◆ Aim: Note each line that includes the word "сухой". Copy those lines.

◆ Data excerpts:
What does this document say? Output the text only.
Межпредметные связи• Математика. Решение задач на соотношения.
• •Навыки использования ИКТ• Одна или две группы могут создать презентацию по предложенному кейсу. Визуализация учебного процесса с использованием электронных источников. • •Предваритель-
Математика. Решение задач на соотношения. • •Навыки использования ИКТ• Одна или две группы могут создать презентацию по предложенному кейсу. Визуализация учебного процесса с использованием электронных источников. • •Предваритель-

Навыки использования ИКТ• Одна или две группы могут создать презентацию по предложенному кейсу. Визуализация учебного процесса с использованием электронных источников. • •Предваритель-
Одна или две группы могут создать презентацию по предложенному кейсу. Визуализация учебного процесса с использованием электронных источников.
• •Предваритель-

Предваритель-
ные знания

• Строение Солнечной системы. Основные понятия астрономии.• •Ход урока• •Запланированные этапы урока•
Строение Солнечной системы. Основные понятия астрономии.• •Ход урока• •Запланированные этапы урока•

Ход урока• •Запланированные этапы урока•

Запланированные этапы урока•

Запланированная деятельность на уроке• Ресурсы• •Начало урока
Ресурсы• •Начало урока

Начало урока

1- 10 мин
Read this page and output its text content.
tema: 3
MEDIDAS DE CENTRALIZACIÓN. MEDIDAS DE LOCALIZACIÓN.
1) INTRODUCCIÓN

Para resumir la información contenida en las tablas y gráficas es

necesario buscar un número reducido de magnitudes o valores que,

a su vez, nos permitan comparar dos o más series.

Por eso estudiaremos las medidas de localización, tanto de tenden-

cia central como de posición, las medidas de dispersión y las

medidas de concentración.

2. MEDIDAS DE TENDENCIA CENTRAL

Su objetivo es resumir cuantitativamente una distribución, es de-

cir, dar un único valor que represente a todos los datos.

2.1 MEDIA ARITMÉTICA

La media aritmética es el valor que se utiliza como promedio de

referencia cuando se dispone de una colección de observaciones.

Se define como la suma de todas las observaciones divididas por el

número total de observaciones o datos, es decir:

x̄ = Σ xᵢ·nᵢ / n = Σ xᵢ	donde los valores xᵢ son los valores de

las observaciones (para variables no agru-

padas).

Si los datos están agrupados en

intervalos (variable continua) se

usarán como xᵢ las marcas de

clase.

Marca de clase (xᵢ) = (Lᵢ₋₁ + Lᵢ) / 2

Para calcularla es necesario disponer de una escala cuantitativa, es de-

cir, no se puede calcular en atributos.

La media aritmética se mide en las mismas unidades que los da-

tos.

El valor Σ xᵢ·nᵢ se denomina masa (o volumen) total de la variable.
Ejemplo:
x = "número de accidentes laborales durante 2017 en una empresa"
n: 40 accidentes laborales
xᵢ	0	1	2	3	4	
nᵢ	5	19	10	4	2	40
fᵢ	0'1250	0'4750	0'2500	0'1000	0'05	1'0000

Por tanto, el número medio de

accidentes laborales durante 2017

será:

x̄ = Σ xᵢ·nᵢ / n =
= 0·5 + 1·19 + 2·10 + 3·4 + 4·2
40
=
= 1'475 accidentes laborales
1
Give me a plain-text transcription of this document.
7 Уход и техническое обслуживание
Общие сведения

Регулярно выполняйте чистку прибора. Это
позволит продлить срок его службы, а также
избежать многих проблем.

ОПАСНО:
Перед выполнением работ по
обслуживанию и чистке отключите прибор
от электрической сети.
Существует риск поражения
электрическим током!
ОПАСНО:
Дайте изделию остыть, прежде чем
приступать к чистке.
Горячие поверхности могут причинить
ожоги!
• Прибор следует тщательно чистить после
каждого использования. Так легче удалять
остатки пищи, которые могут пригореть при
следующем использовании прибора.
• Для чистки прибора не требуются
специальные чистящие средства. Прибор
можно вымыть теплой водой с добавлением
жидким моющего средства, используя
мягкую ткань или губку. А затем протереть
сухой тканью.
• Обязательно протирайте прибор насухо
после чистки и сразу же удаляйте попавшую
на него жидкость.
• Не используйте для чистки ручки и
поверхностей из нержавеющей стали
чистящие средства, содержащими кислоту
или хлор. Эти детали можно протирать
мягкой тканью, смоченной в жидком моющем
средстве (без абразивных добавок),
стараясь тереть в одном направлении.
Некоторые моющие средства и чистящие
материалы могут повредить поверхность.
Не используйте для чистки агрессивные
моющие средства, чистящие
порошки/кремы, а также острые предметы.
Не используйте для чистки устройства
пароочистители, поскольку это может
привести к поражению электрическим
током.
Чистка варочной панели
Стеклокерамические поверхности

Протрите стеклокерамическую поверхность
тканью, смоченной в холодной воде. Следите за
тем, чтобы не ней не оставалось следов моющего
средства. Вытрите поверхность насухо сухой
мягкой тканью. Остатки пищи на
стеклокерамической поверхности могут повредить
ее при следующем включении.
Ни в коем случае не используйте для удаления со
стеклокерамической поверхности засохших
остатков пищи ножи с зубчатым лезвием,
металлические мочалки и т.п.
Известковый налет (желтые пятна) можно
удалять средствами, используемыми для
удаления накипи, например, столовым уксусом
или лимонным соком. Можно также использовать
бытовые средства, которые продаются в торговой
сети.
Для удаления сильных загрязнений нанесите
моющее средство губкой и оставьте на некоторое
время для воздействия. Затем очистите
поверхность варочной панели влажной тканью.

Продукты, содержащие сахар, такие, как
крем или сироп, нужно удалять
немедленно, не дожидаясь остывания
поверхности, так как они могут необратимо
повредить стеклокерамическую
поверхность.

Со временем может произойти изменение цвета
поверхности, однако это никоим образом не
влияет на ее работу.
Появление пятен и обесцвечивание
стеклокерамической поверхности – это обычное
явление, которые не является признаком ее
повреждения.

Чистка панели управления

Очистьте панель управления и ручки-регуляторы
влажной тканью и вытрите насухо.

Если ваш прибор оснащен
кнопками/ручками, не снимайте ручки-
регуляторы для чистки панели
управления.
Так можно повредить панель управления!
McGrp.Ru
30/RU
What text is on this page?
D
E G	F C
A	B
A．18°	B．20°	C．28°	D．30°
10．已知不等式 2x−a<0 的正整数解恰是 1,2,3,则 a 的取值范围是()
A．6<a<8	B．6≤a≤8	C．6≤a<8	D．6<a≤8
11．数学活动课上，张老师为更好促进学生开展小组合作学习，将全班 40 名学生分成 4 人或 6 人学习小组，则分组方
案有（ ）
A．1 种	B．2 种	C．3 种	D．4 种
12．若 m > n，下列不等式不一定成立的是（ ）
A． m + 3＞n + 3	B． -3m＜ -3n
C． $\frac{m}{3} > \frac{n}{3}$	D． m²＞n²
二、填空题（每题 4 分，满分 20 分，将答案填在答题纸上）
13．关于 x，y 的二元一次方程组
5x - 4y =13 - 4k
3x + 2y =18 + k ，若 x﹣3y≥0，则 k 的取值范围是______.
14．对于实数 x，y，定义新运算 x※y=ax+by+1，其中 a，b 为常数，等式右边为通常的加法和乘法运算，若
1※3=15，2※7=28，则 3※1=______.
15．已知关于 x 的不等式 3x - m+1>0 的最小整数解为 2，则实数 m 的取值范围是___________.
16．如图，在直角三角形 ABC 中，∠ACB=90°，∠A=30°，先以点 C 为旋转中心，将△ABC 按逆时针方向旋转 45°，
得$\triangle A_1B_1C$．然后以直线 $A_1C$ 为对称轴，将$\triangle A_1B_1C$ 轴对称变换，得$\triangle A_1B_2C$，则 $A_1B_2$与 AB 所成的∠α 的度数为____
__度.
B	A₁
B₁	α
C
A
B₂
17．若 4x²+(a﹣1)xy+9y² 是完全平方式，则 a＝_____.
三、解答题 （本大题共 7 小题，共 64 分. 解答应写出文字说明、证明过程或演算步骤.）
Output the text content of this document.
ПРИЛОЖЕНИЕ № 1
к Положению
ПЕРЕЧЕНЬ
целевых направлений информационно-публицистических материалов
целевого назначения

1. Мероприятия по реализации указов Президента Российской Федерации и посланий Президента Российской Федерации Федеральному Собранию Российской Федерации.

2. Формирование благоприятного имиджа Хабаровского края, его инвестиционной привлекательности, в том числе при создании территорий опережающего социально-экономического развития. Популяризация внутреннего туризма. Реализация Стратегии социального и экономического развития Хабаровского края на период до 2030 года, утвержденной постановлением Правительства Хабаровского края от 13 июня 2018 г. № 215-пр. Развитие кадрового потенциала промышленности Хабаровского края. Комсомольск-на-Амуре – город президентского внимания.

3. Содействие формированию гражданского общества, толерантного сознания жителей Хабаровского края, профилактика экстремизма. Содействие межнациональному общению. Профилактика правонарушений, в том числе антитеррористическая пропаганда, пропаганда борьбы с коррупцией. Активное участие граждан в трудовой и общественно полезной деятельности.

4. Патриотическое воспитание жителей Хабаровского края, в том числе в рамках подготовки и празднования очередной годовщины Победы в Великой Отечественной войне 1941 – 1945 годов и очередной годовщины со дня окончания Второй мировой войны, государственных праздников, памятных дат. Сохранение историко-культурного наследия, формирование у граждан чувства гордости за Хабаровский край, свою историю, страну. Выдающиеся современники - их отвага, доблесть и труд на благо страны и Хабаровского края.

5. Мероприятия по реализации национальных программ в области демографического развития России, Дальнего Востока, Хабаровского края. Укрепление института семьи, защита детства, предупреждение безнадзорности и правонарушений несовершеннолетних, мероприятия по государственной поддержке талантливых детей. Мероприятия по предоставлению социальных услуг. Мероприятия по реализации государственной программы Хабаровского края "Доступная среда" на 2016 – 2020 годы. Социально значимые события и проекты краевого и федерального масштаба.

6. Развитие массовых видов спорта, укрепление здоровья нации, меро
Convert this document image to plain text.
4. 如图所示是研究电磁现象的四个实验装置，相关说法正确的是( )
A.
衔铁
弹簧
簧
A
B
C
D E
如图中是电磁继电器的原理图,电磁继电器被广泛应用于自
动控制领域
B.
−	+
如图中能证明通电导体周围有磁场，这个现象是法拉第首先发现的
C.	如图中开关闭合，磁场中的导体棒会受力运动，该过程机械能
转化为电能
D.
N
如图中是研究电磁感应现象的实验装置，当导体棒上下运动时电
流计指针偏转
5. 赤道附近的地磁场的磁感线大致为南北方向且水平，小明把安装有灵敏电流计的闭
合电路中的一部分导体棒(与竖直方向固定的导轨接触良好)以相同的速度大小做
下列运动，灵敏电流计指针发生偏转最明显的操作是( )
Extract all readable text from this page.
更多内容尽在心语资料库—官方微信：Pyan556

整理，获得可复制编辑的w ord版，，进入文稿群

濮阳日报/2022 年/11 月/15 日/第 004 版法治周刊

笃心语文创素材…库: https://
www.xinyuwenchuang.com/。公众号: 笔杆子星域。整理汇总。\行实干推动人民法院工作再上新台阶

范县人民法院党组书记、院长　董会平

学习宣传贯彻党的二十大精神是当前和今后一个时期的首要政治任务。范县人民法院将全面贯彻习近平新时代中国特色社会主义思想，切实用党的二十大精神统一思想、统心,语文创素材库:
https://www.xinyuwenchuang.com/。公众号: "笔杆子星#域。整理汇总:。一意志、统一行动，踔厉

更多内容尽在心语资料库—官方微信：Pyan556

◆ Response to this exercise:
сухой тканью.
средства. Вытрите поверхность насухо сухой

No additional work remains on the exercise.